> TASK STATEMENT
All of the data must be printed exactly; please include every line.
BEGIN DATA SHOWN
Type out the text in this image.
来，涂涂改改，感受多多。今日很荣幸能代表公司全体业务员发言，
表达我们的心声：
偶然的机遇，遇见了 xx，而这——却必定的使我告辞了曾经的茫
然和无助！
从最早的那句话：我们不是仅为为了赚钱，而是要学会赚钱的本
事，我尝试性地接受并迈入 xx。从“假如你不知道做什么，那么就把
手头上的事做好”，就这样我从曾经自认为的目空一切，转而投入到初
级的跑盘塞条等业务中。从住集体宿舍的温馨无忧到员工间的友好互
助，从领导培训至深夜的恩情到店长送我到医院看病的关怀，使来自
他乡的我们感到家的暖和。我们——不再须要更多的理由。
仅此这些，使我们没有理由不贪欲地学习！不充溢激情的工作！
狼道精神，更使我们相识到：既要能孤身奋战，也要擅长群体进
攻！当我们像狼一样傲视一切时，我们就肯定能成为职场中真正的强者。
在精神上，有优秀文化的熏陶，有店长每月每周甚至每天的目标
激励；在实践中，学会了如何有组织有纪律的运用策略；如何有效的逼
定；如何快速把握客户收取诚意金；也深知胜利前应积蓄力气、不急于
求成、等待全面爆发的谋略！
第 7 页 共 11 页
END DATA SHOWN
> TASK RESULT
Type out the text in this image.
来，涂涂改改，感受多多。今日很荣幸能代表公司全体业务员发言，
表达我们的心声：
偶然的机遇，遇见了 xx，而这——却必定的使我告辞了曾经的茫
然和无助！
从最早的那句话：我们不是仅为为了赚钱，而是要学会赚钱的本
事，我尝试性地接受并迈入 xx。从“假如你不知道做什么，那么就把
手头上的事做好”，就这样我从曾经自认为的目空一切，转而投入到初
级的跑盘塞条等业务中。从住集体宿舍的温馨无忧到员工间的友好互
助，从领导培训至深夜的恩情到店长送我到医院看病的关怀，使来自
他乡的我们感到家的暖和。我们——不再须要更多的理由。
仅此这些，使我们没有理由不贪欲地学习！不充溢激情的工作！
狼道精神，更使我们相识到：既要能孤身奋战，也要擅长群体进
攻！当我们像狼一样傲视一切时，我们就肯定能成为职场中真正的强者。
在精神上，有优秀文化的熏陶，有店长每月每周甚至每天的目标
激励；在实践中，学会了如何有组织有纪律的运用策略；如何有效的逼
定；如何快速把握客户收取诚意金；也深知胜利前应积蓄力气、不急于
求成、等待全面爆发的谋略！
第 7 页 共 11 页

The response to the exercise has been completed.